● EXERCISE BRIEF: Please reproduce all of the following data line for line, changing nothing.
___ MATERIAL PROVIDED
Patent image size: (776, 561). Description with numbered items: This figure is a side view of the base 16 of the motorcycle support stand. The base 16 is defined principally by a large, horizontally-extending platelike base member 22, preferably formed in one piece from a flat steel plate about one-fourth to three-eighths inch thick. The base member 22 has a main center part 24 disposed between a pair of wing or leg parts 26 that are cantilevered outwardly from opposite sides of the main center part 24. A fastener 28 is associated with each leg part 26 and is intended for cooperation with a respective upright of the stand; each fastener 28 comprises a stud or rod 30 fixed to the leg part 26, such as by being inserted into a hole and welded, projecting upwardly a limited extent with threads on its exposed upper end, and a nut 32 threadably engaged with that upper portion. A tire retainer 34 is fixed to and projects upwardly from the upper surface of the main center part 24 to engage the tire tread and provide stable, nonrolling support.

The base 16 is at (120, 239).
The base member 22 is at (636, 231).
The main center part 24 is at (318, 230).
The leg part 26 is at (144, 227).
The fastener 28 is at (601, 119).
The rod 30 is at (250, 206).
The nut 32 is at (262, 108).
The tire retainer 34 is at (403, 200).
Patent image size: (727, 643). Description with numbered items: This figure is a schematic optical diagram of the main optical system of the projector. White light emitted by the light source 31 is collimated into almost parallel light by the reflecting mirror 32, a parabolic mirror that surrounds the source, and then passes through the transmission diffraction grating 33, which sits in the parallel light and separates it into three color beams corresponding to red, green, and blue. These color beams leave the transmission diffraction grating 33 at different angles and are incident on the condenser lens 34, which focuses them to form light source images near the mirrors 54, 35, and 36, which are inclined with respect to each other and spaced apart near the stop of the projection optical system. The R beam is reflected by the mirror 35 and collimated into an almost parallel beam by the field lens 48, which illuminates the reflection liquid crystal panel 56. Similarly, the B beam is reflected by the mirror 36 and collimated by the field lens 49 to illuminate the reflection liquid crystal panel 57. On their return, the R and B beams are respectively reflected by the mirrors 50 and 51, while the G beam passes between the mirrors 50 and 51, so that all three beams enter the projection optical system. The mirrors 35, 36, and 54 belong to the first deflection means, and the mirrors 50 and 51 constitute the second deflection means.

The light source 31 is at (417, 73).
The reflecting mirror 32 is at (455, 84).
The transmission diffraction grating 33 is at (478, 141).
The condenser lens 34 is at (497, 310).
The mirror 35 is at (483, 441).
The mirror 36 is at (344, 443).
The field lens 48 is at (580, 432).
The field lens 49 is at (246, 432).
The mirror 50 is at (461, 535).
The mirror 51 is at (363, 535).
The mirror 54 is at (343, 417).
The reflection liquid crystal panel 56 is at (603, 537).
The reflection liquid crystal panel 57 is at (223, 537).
______
● COMPLETE OUTPUT:
Patent image size: (776, 561). Description with numbered items: This figure is a side view of the base 16 of the motorcycle support stand. The base 16 is defined principally by a large, horizontally-extending platelike base member 22, preferably formed in one piece from a flat steel plate about one-fourth to three-eighths inch thick. The base member 22 has a main center part 24 disposed between a pair of wing or leg parts 26 that are cantilevered outwardly from opposite sides of the main center part 24. A fastener 28 is associated with each leg part 26 and is intended for cooperation with a respective upright of the stand; each fastener 28 comprises a stud or rod 30 fixed to the leg part 26, such as by being inserted into a hole and welded, projecting upwardly a limited extent with threads on its exposed upper end, and a nut 32 threadably engaged with that upper portion. A tire retainer 34 is fixed to and projects upwardly from the upper surface of the main center part 24 to engage the tire tread and provide stable, nonrolling support.

The base 16 is at (120, 239).
The base member 22 is at (636, 231).
The main center part 24 is at (318, 230).
The leg part 26 is at (144, 227).
The fastener 28 is at (601, 119).
The rod 30 is at (250, 206).
The nut 32 is at (262, 108).
The tire retainer 34 is at (403, 200).
Patent image size: (727, 643). Description with numbered items: This figure is a schematic optical diagram of the main optical system of the projector. White light emitted by the light source 31 is collimated into almost parallel light by the reflecting mirror 32, a parabolic mirror that surrounds the source, and then passes through the transmission diffraction grating 33, which sits in the parallel light and separates it into three color beams corresponding to red, green, and blue. These color beams leave the transmission diffraction grating 33 at different angles and are incident on the condenser lens 34, which focuses them to form light source images near the mirrors 54, 35, and 36, which are inclined with respect to each other and spaced apart near the stop of the projection optical system. The R beam is reflected by the mirror 35 and collimated into an almost parallel beam by the field lens 48, which illuminates the reflection liquid crystal panel 56. Similarly, the B beam is reflected by the mirror 36 and collimated by the field lens 49 to illuminate the reflection liquid crystal panel 57. On their return, the R and B beams are respectively reflected by the mirrors 50 and 51, while the G beam passes between the mirrors 50 and 51, so that all three beams enter the projection optical system. The mirrors 35, 36, and 54 belong to the first deflection means, and the mirrors 50 and 51 constitute the second deflection means.

The light source 31 is at (417, 73).
The reflecting mirror 32 is at (455, 84).
The transmission diffraction grating 33 is at (478, 141).
The condenser lens 34 is at (497, 310).
The mirror 35 is at (483, 441).
The mirror 36 is at (344, 443).
The field lens 48 is at (580, 432).
The field lens 49 is at (246, 432).
The mirror 50 is at (461, 535).
The mirror 51 is at (363, 535).
The mirror 54 is at (343, 417).
The reflection liquid crystal panel 56 is at (603, 537).
The reflection liquid crystal panel 57 is at (223, 537).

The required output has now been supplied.